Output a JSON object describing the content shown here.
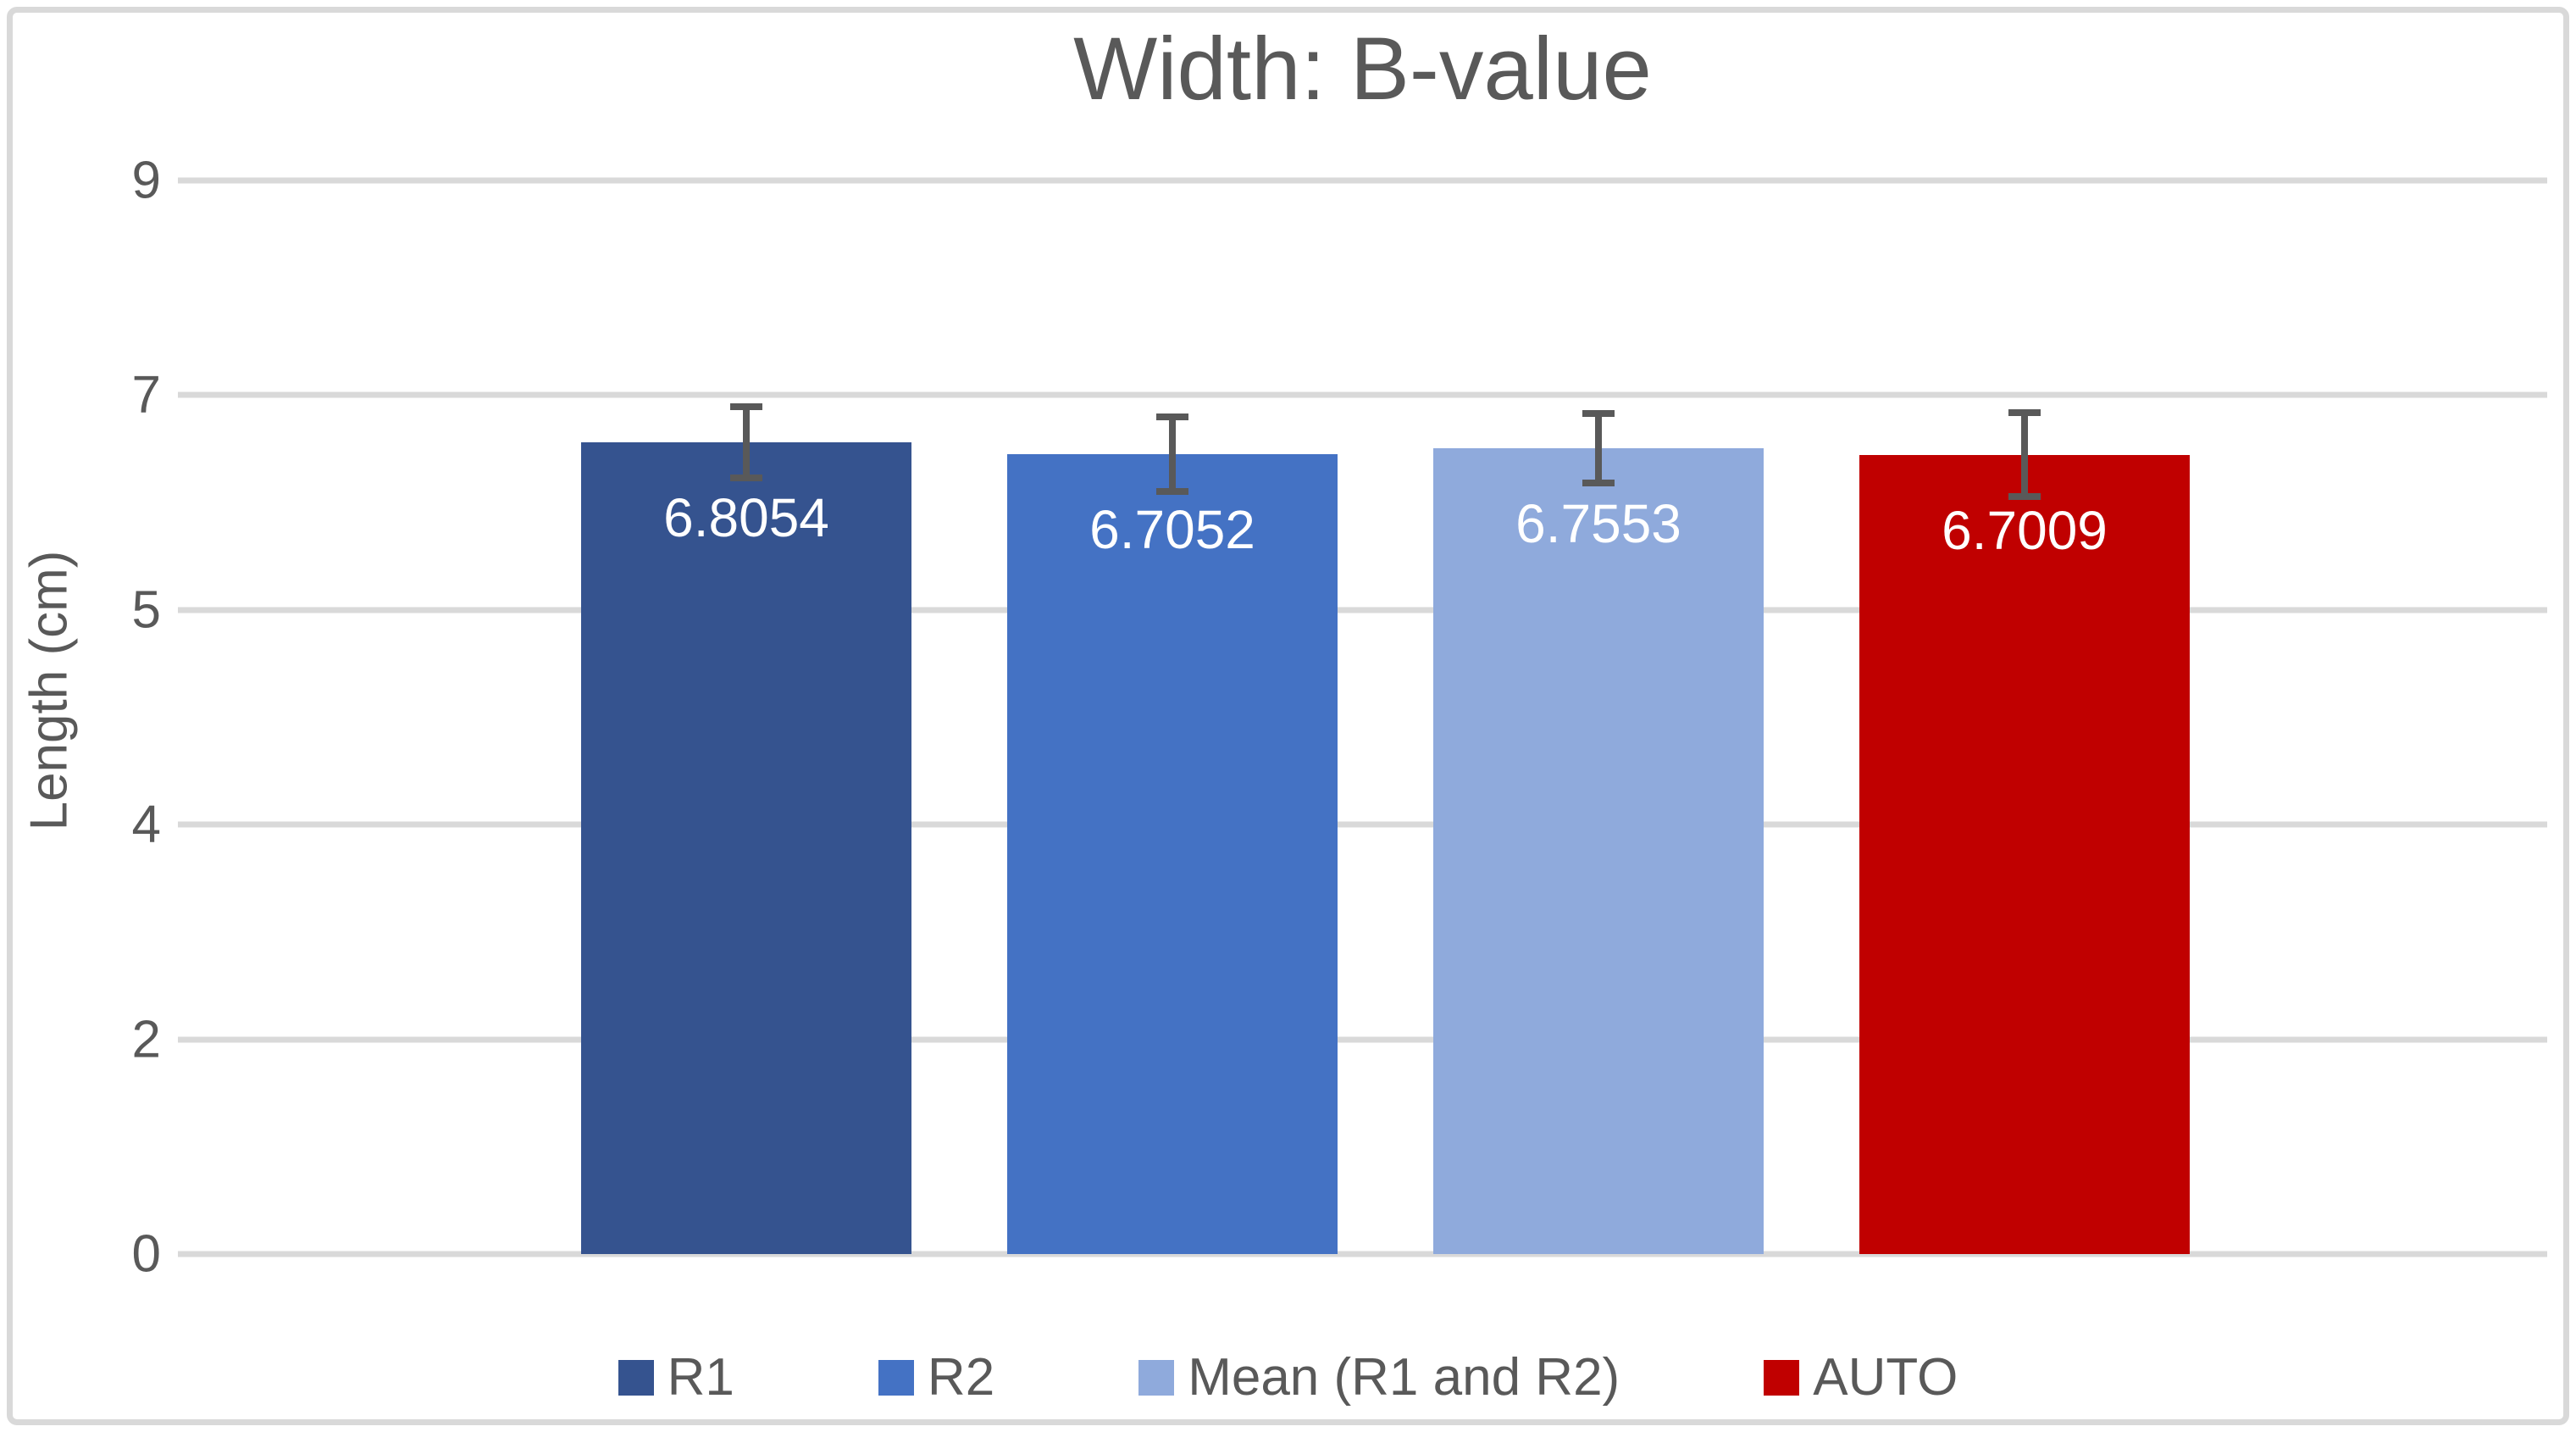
{
  "chart_data": {
    "type": "bar",
    "title": "Width: B-value",
    "xlabel": "",
    "ylabel": "Length (cm)",
    "ylim": [
      0,
      9
    ],
    "ymajor_unit": 1.8,
    "ytick_labels_top_to_bottom": [
      "9",
      "7",
      "5",
      "4",
      "2",
      "0"
    ],
    "ytick_values_top_to_bottom": [
      9,
      7.2,
      5.4,
      3.6,
      1.8,
      0
    ],
    "grid": true,
    "legend_position": "bottom",
    "categories": [
      ""
    ],
    "series": [
      {
        "name": "R1",
        "value": 6.8054,
        "label": "6.8054",
        "error": 0.33,
        "color": "#35538F"
      },
      {
        "name": "R2",
        "value": 6.7052,
        "label": "6.7052",
        "error": 0.34,
        "color": "#4472C4"
      },
      {
        "name": "Mean (R1 and R2)",
        "value": 6.7553,
        "label": "6.7553",
        "error": 0.32,
        "color": "#8FAADC"
      },
      {
        "name": "AUTO",
        "value": 6.7009,
        "label": "6.7009",
        "error": 0.38,
        "color": "#C00000"
      }
    ]
  },
  "style": {
    "background": "#FFFFFF",
    "frame_border_color": "#D9D9D9",
    "gridline_color": "#D9D9D9",
    "text_color": "#595959",
    "error_bar_color": "#595959",
    "bar_label_color": "#FFFFFF"
  }
}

________

◆ **WRITTEN TASK**
Identify all lines where the word "FFFFFF" shows up. Copy them.

◆ **TASK OUTPUT**
    "background": "#FFFFFF",
    "bar_label_color": "#FFFFFF"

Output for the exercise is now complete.